**Written instruction:** Of the lines in the listing, how many include the string "points"? Write the number and nothing else.

(Records contained in a dataset)
= = = = =
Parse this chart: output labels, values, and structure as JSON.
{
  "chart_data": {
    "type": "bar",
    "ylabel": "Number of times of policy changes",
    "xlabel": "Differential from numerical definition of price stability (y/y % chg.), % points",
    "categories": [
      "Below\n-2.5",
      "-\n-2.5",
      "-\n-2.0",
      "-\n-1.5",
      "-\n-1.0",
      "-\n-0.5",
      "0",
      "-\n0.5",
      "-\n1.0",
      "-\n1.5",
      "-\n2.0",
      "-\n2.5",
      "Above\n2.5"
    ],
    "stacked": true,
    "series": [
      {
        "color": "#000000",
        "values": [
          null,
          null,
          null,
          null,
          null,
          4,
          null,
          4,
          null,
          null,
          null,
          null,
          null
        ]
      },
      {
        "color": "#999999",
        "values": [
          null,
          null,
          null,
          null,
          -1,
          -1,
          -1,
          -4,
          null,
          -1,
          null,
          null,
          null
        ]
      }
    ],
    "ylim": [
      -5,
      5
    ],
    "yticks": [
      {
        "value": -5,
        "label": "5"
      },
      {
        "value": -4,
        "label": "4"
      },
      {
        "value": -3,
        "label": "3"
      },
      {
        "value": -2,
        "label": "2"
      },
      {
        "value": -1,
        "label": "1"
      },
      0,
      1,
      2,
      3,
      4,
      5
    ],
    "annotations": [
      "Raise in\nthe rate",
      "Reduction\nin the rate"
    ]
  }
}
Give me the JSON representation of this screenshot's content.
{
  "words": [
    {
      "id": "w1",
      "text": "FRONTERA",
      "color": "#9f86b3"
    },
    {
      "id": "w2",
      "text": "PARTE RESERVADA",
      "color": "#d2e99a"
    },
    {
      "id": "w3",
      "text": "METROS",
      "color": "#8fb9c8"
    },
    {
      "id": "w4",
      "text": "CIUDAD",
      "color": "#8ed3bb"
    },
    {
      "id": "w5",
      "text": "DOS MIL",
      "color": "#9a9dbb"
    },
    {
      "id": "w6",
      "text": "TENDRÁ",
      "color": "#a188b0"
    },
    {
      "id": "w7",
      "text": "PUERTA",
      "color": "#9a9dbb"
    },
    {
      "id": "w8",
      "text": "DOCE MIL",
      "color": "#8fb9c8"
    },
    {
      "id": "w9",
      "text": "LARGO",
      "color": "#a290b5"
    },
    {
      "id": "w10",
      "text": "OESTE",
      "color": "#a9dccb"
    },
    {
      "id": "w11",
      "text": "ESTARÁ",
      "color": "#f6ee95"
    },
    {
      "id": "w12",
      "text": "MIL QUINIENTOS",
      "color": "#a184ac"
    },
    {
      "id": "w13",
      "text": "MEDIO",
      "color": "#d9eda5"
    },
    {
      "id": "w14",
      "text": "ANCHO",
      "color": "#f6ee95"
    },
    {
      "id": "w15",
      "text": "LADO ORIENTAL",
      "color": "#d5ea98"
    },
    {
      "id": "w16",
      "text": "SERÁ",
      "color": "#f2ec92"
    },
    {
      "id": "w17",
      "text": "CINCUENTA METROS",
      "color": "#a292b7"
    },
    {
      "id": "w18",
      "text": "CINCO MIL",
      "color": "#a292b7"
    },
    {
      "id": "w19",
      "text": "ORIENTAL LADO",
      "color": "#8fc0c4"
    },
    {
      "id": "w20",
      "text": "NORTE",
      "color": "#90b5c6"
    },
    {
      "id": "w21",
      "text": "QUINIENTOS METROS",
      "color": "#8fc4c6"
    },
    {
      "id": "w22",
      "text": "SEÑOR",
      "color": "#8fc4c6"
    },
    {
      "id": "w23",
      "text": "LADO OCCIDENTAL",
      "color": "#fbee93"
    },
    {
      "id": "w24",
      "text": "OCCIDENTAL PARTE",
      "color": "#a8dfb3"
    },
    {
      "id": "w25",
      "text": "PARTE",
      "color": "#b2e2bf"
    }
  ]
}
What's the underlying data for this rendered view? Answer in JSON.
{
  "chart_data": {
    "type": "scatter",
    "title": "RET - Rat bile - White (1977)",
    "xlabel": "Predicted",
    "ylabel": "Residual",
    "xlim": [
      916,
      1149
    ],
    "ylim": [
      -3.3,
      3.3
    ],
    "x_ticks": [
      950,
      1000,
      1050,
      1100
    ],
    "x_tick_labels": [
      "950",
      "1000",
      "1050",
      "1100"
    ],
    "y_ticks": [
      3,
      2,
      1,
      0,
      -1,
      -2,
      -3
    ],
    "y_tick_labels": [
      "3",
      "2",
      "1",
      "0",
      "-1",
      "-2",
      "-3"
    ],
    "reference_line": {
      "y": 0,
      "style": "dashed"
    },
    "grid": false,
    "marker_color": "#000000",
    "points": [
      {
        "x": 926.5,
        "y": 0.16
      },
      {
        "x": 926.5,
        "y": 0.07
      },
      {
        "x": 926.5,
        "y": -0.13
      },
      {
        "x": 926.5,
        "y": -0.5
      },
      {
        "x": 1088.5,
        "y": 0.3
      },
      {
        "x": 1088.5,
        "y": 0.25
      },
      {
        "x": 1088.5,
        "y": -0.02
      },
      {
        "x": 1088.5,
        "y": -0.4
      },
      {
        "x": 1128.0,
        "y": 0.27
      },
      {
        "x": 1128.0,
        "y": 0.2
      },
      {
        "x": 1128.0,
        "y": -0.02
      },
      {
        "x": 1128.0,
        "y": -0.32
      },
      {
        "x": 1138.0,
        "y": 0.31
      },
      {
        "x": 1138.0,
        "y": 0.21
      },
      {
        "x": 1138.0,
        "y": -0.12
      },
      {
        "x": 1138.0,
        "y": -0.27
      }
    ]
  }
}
= = = = =
**Output for this task:** 2